◆ TASK INSTRUCTIONS
Reproduce the records below exactly as they appear.

Stored data
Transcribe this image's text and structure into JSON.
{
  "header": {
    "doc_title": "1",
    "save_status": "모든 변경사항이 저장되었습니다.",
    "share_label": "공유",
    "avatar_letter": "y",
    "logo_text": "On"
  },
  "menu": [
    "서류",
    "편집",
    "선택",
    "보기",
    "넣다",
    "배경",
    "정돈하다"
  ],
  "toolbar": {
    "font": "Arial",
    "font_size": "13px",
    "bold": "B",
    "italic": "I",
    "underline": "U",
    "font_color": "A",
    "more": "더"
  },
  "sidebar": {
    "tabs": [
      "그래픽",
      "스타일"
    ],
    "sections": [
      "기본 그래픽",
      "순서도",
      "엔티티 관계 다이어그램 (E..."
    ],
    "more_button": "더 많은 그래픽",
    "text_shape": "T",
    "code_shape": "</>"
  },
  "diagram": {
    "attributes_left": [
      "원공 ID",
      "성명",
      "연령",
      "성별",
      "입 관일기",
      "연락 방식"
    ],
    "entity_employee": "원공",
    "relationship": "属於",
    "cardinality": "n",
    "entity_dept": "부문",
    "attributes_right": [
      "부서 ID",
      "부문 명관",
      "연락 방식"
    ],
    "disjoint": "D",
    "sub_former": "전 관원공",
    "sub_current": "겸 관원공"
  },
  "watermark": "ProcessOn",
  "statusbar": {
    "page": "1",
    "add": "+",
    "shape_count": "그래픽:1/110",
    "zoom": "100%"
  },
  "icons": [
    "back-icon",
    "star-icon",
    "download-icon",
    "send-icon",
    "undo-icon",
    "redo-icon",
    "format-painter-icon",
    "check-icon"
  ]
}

◆ SOLUTION TO THIS EXERCISE
Transcribe this image's text and structure into JSON.
{
  "header": {
    "doc_title": "1",
    "save_status": "모든 변경사항이 저장되었습니다.",
    "share_label": "공유",
    "avatar_letter": "y",
    "logo_text": "On"
  },
  "menu": [
    "서류",
    "편집",
    "선택",
    "보기",
    "넣다",
    "배경",
    "정돈하다"
  ],
  "toolbar": {
    "font": "Arial",
    "font_size": "13px",
    "bold": "B",
    "italic": "I",
    "underline": "U",
    "font_color": "A",
    "more": "더"
  },
  "sidebar": {
    "tabs": [
      "그래픽",
      "스타일"
    ],
    "sections": [
      "기본 그래픽",
      "순서도",
      "엔티티 관계 다이어그램 (E..."
    ],
    "more_button": "더 많은 그래픽",
    "text_shape": "T",
    "code_shape": "</>"
  },
  "diagram": {
    "attributes_left": [
      "원공 ID",
      "성명",
      "연령",
      "성별",
      "입 관일기",
      "연락 방식"
    ],
    "entity_employee": "원공",
    "relationship": "属於",
    "cardinality": "n",
    "entity_dept": "부문",
    "attributes_right": [
      "부서 ID",
      "부문 명관",
      "연락 방식"
    ],
    "disjoint": "D",
    "sub_former": "전 관원공",
    "sub_current": "겸 관원공"
  },
  "watermark": "ProcessOn",
  "statusbar": {
    "page": "1",
    "add": "+",
    "shape_count": "그래픽:1/110",
    "zoom": "100%"
  },
  "icons": [
    "back-icon",
    "star-icon",
    "download-icon",
    "send-icon",
    "undo-icon",
    "redo-icon",
    "format-painter-icon",
    "check-icon"
  ]
}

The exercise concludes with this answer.